Task statement —
All entries below need to be written out exactly, but without their pictures.

# Start of Records to process

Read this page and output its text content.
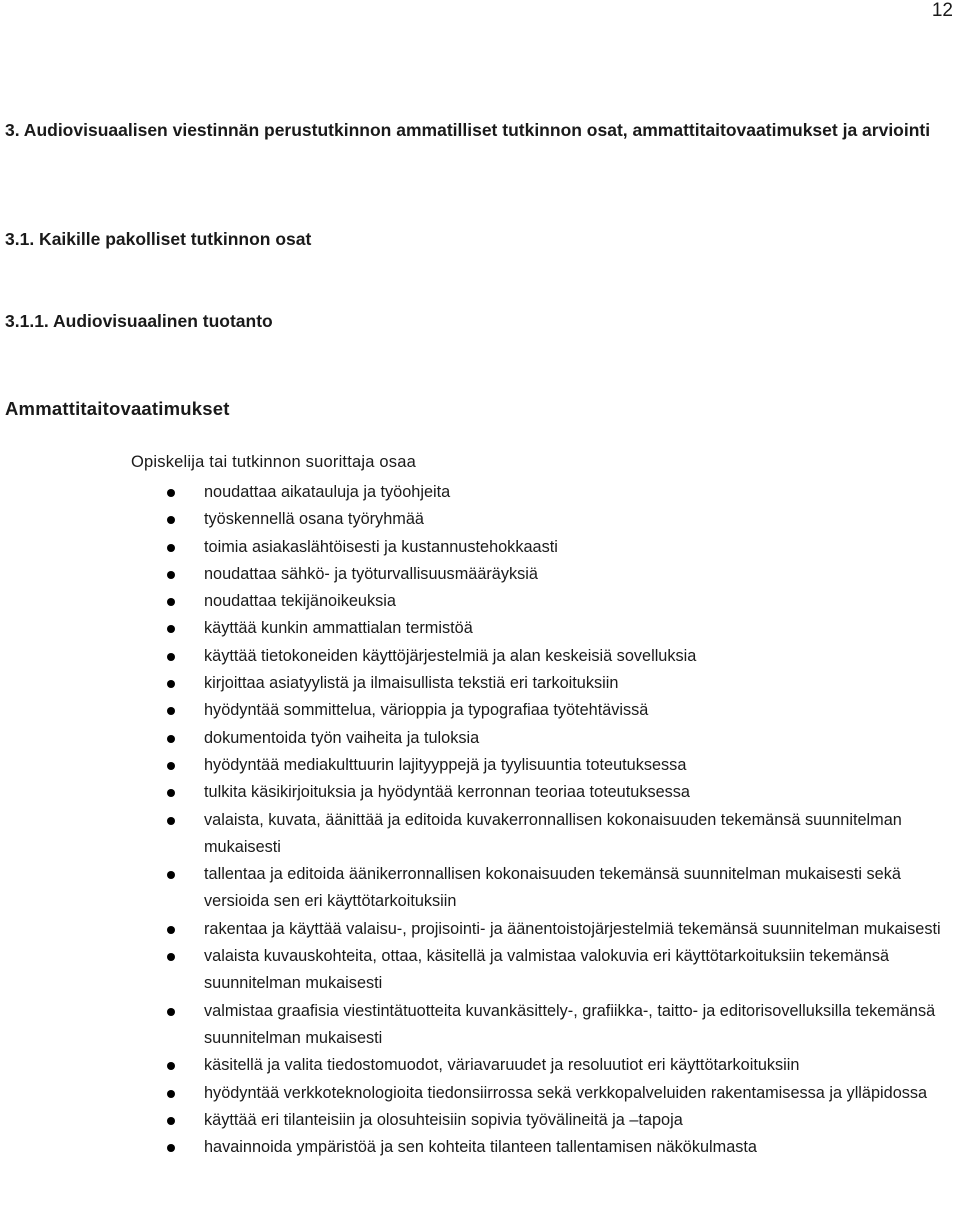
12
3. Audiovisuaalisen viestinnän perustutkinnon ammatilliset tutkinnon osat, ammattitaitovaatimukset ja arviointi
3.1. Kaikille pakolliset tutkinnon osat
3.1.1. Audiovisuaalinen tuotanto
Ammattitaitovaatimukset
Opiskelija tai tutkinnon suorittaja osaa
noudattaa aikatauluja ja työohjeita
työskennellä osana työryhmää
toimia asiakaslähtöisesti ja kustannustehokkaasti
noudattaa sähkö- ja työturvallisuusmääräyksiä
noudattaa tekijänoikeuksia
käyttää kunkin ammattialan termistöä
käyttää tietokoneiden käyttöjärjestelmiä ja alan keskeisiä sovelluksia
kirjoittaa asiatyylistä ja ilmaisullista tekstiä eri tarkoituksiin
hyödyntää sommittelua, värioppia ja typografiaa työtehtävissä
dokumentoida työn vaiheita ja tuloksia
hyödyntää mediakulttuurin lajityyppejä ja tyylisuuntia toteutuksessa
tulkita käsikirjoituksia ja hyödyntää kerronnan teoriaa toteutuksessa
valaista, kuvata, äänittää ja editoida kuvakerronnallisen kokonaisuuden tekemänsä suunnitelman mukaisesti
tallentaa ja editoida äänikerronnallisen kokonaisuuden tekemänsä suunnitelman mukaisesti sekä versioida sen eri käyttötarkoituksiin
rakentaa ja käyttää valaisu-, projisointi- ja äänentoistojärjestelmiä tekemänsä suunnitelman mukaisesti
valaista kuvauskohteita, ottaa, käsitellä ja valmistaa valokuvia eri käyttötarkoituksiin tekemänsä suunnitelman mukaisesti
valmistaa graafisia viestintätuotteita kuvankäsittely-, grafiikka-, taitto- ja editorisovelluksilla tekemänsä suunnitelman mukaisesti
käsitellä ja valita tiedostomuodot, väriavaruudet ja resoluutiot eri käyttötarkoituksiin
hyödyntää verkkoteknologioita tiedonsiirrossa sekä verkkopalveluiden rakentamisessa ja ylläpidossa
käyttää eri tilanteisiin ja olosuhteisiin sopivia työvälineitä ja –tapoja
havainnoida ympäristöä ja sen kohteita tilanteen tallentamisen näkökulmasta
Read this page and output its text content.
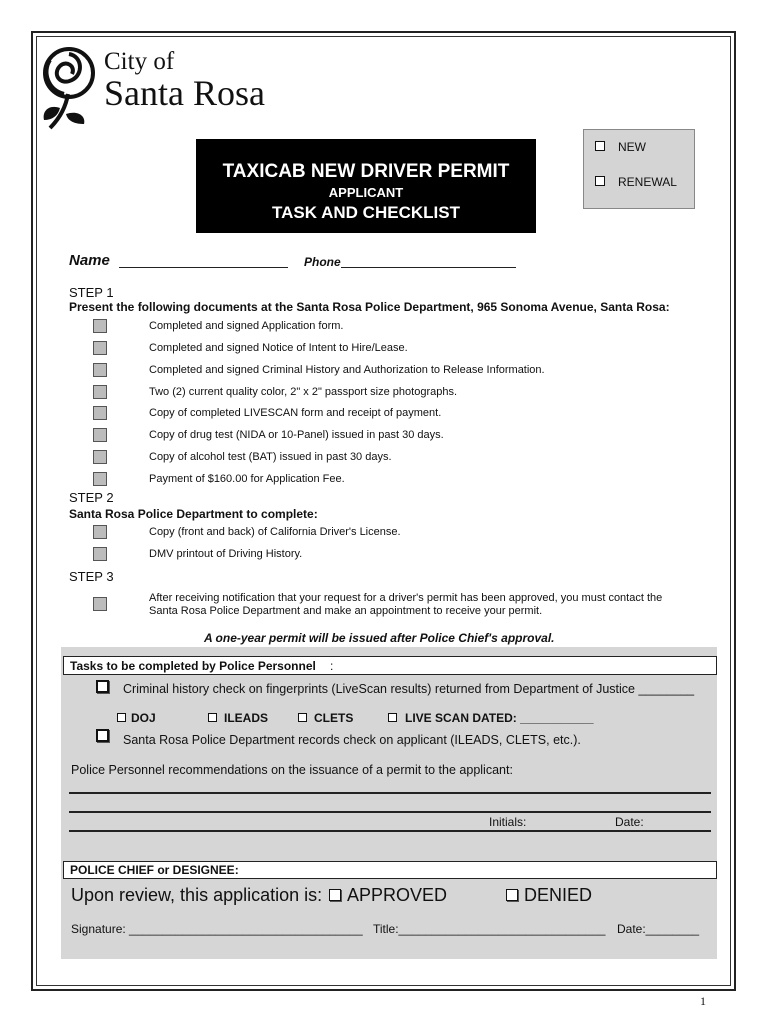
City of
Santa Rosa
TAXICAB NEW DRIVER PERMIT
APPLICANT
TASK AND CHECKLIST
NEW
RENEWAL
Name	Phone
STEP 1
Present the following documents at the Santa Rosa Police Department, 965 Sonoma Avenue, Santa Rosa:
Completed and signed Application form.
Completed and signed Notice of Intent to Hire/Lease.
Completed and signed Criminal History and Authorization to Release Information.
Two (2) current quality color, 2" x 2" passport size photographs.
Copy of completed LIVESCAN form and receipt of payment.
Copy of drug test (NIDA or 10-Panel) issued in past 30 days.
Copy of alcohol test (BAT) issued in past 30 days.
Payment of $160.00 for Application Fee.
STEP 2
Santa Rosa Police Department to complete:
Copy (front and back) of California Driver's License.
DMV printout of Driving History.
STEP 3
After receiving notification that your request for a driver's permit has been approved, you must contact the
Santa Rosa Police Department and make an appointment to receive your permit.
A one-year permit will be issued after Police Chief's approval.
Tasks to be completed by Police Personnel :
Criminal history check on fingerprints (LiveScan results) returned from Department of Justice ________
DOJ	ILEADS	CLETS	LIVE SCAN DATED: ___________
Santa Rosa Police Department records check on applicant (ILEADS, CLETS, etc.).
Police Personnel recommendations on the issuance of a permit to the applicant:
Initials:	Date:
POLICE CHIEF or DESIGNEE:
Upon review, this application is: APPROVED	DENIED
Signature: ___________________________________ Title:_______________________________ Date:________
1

# End of Records to process

The completed task —
Read this page and output its text content.
12
3. Audiovisuaalisen viestinnän perustutkinnon ammatilliset tutkinnon osat, ammattitaitovaatimukset ja arviointi
3.1. Kaikille pakolliset tutkinnon osat
3.1.1. Audiovisuaalinen tuotanto
Ammattitaitovaatimukset
Opiskelija tai tutkinnon suorittaja osaa
noudattaa aikatauluja ja työohjeita
työskennellä osana työryhmää
toimia asiakaslähtöisesti ja kustannustehokkaasti
noudattaa sähkö- ja työturvallisuusmääräyksiä
noudattaa tekijänoikeuksia
käyttää kunkin ammattialan termistöä
käyttää tietokoneiden käyttöjärjestelmiä ja alan keskeisiä sovelluksia
kirjoittaa asiatyylistä ja ilmaisullista tekstiä eri tarkoituksiin
hyödyntää sommittelua, värioppia ja typografiaa työtehtävissä
dokumentoida työn vaiheita ja tuloksia
hyödyntää mediakulttuurin lajityyppejä ja tyylisuuntia toteutuksessa
tulkita käsikirjoituksia ja hyödyntää kerronnan teoriaa toteutuksessa
valaista, kuvata, äänittää ja editoida kuvakerronnallisen kokonaisuuden tekemänsä suunnitelman mukaisesti
tallentaa ja editoida äänikerronnallisen kokonaisuuden tekemänsä suunnitelman mukaisesti sekä versioida sen eri käyttötarkoituksiin
rakentaa ja käyttää valaisu-, projisointi- ja äänentoistojärjestelmiä tekemänsä suunnitelman mukaisesti
valaista kuvauskohteita, ottaa, käsitellä ja valmistaa valokuvia eri käyttötarkoituksiin tekemänsä suunnitelman mukaisesti
valmistaa graafisia viestintätuotteita kuvankäsittely-, grafiikka-, taitto- ja editorisovelluksilla tekemänsä suunnitelman mukaisesti
käsitellä ja valita tiedostomuodot, väriavaruudet ja resoluutiot eri käyttötarkoituksiin
hyödyntää verkkoteknologioita tiedonsiirrossa sekä verkkopalveluiden rakentamisessa ja ylläpidossa
käyttää eri tilanteisiin ja olosuhteisiin sopivia työvälineitä ja –tapoja
havainnoida ympäristöä ja sen kohteita tilanteen tallentamisen näkökulmasta
Read this page and output its text content.
City of
Santa Rosa
TAXICAB NEW DRIVER PERMIT
APPLICANT
TASK AND CHECKLIST
NEW
RENEWAL
Name	Phone
STEP 1
Present the following documents at the Santa Rosa Police Department, 965 Sonoma Avenue, Santa Rosa:
Completed and signed Application form.
Completed and signed Notice of Intent to Hire/Lease.
Completed and signed Criminal History and Authorization to Release Information.
Two (2) current quality color, 2" x 2" passport size photographs.
Copy of completed LIVESCAN form and receipt of payment.
Copy of drug test (NIDA or 10-Panel) issued in past 30 days.
Copy of alcohol test (BAT) issued in past 30 days.
Payment of $160.00 for Application Fee.
STEP 2
Santa Rosa Police Department to complete:
Copy (front and back) of California Driver's License.
DMV printout of Driving History.
STEP 3
After receiving notification that your request for a driver's permit has been approved, you must contact the
Santa Rosa Police Department and make an appointment to receive your permit.
A one-year permit will be issued after Police Chief's approval.
Tasks to be completed by Police Personnel :
Criminal history check on fingerprints (LiveScan results) returned from Department of Justice ________
DOJ	ILEADS	CLETS	LIVE SCAN DATED: ___________
Santa Rosa Police Department records check on applicant (ILEADS, CLETS, etc.).
Police Personnel recommendations on the issuance of a permit to the applicant:
Initials:	Date:
POLICE CHIEF or DESIGNEE:
Upon review, this application is: APPROVED	DENIED
Signature: ___________________________________ Title:_______________________________ Date:________
1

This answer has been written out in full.